What to work on: Output the lines that follow exactly as they are.
═══ Given information ═══
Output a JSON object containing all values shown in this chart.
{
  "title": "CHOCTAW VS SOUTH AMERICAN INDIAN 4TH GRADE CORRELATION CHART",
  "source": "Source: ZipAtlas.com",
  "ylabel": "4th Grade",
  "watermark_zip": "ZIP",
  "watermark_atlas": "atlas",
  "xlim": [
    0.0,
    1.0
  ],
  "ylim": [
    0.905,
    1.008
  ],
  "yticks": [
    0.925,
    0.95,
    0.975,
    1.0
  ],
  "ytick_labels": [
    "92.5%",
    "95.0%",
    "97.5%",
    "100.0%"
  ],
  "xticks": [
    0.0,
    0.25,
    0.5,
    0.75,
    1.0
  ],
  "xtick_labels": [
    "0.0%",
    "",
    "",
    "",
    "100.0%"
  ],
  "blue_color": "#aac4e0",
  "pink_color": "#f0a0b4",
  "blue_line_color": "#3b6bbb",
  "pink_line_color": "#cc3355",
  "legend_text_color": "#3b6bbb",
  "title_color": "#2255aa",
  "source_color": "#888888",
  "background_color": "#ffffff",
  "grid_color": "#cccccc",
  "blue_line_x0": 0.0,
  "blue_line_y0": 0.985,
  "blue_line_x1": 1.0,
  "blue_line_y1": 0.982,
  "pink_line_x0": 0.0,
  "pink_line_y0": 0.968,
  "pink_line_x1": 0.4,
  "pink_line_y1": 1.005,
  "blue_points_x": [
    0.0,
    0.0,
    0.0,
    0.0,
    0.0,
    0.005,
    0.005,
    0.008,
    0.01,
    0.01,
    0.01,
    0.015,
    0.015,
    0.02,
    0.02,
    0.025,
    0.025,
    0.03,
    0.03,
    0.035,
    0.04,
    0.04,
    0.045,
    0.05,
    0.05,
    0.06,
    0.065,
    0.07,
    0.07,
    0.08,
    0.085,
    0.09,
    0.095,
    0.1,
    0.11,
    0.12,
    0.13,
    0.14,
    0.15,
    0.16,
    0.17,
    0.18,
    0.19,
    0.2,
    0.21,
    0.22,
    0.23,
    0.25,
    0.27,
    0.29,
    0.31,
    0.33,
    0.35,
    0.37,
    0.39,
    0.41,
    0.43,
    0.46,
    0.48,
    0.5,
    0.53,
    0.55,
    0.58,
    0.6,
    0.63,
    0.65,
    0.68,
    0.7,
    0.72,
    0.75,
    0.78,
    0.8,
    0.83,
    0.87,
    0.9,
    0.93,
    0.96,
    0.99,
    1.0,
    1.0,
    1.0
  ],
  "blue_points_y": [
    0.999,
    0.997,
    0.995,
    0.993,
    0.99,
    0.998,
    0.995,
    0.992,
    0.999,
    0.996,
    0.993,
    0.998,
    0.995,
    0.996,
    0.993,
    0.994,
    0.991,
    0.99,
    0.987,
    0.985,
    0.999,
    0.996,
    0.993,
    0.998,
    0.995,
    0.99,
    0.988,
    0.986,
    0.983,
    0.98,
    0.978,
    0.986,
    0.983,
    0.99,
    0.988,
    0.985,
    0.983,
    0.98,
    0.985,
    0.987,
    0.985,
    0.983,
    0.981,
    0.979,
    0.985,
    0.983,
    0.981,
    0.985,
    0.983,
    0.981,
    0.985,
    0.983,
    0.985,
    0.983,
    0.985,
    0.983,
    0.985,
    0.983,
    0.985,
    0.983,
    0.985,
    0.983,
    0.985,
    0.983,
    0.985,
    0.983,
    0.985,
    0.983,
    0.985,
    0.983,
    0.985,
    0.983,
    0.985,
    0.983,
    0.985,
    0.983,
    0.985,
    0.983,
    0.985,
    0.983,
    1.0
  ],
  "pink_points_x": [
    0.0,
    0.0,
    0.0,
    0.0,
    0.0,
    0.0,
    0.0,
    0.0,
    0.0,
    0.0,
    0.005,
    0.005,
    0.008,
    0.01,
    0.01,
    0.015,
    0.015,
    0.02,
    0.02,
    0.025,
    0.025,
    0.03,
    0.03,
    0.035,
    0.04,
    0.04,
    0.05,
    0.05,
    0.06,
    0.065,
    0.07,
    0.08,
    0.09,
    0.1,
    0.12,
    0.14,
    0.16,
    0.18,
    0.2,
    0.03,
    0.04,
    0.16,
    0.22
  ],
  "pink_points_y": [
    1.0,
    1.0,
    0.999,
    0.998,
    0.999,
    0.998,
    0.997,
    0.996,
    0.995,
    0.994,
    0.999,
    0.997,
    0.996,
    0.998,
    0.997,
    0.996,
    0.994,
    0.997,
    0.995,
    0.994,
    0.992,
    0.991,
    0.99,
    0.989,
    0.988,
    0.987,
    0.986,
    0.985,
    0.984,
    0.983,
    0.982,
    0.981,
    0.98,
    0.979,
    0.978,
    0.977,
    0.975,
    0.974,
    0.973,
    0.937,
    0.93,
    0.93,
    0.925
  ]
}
═══
Result for this exercise:
Output a JSON object containing all values shown in this chart.
{
  "title": "CHOCTAW VS SOUTH AMERICAN INDIAN 4TH GRADE CORRELATION CHART",
  "source": "Source: ZipAtlas.com",
  "ylabel": "4th Grade",
  "watermark_zip": "ZIP",
  "watermark_atlas": "atlas",
  "xlim": [
    0.0,
    1.0
  ],
  "ylim": [
    0.905,
    1.008
  ],
  "yticks": [
    0.925,
    0.95,
    0.975,
    1.0
  ],
  "ytick_labels": [
    "92.5%",
    "95.0%",
    "97.5%",
    "100.0%"
  ],
  "xticks": [
    0.0,
    0.25,
    0.5,
    0.75,
    1.0
  ],
  "xtick_labels": [
    "0.0%",
    "",
    "",
    "",
    "100.0%"
  ],
  "blue_color": "#aac4e0",
  "pink_color": "#f0a0b4",
  "blue_line_color": "#3b6bbb",
  "pink_line_color": "#cc3355",
  "legend_text_color": "#3b6bbb",
  "title_color": "#2255aa",
  "source_color": "#888888",
  "background_color": "#ffffff",
  "grid_color": "#cccccc",
  "blue_line_x0": 0.0,
  "blue_line_y0": 0.985,
  "blue_line_x1": 1.0,
  "blue_line_y1": 0.982,
  "pink_line_x0": 0.0,
  "pink_line_y0": 0.968,
  "pink_line_x1": 0.4,
  "pink_line_y1": 1.005,
  "blue_points_x": [
    0.0,
    0.0,
    0.0,
    0.0,
    0.0,
    0.005,
    0.005,
    0.008,
    0.01,
    0.01,
    0.01,
    0.015,
    0.015,
    0.02,
    0.02,
    0.025,
    0.025,
    0.03,
    0.03,
    0.035,
    0.04,
    0.04,
    0.045,
    0.05,
    0.05,
    0.06,
    0.065,
    0.07,
    0.07,
    0.08,
    0.085,
    0.09,
    0.095,
    0.1,
    0.11,
    0.12,
    0.13,
    0.14,
    0.15,
    0.16,
    0.17,
    0.18,
    0.19,
    0.2,
    0.21,
    0.22,
    0.23,
    0.25,
    0.27,
    0.29,
    0.31,
    0.33,
    0.35,
    0.37,
    0.39,
    0.41,
    0.43,
    0.46,
    0.48,
    0.5,
    0.53,
    0.55,
    0.58,
    0.6,
    0.63,
    0.65,
    0.68,
    0.7,
    0.72,
    0.75,
    0.78,
    0.8,
    0.83,
    0.87,
    0.9,
    0.93,
    0.96,
    0.99,
    1.0,
    1.0,
    1.0
  ],
  "blue_points_y": [
    0.999,
    0.997,
    0.995,
    0.993,
    0.99,
    0.998,
    0.995,
    0.992,
    0.999,
    0.996,
    0.993,
    0.998,
    0.995,
    0.996,
    0.993,
    0.994,
    0.991,
    0.99,
    0.987,
    0.985,
    0.999,
    0.996,
    0.993,
    0.998,
    0.995,
    0.99,
    0.988,
    0.986,
    0.983,
    0.98,
    0.978,
    0.986,
    0.983,
    0.99,
    0.988,
    0.985,
    0.983,
    0.98,
    0.985,
    0.987,
    0.985,
    0.983,
    0.981,
    0.979,
    0.985,
    0.983,
    0.981,
    0.985,
    0.983,
    0.981,
    0.985,
    0.983,
    0.985,
    0.983,
    0.985,
    0.983,
    0.985,
    0.983,
    0.985,
    0.983,
    0.985,
    0.983,
    0.985,
    0.983,
    0.985,
    0.983,
    0.985,
    0.983,
    0.985,
    0.983,
    0.985,
    0.983,
    0.985,
    0.983,
    0.985,
    0.983,
    0.985,
    0.983,
    0.985,
    0.983,
    1.0
  ],
  "pink_points_x": [
    0.0,
    0.0,
    0.0,
    0.0,
    0.0,
    0.0,
    0.0,
    0.0,
    0.0,
    0.0,
    0.005,
    0.005,
    0.008,
    0.01,
    0.01,
    0.015,
    0.015,
    0.02,
    0.02,
    0.025,
    0.025,
    0.03,
    0.03,
    0.035,
    0.04,
    0.04,
    0.05,
    0.05,
    0.06,
    0.065,
    0.07,
    0.08,
    0.09,
    0.1,
    0.12,
    0.14,
    0.16,
    0.18,
    0.2,
    0.03,
    0.04,
    0.16,
    0.22
  ],
  "pink_points_y": [
    1.0,
    1.0,
    0.999,
    0.998,
    0.999,
    0.998,
    0.997,
    0.996,
    0.995,
    0.994,
    0.999,
    0.997,
    0.996,
    0.998,
    0.997,
    0.996,
    0.994,
    0.997,
    0.995,
    0.994,
    0.992,
    0.991,
    0.99,
    0.989,
    0.988,
    0.987,
    0.986,
    0.985,
    0.984,
    0.983,
    0.982,
    0.981,
    0.98,
    0.979,
    0.978,
    0.977,
    0.975,
    0.974,
    0.973,
    0.937,
    0.93,
    0.93,
    0.925
  ]
}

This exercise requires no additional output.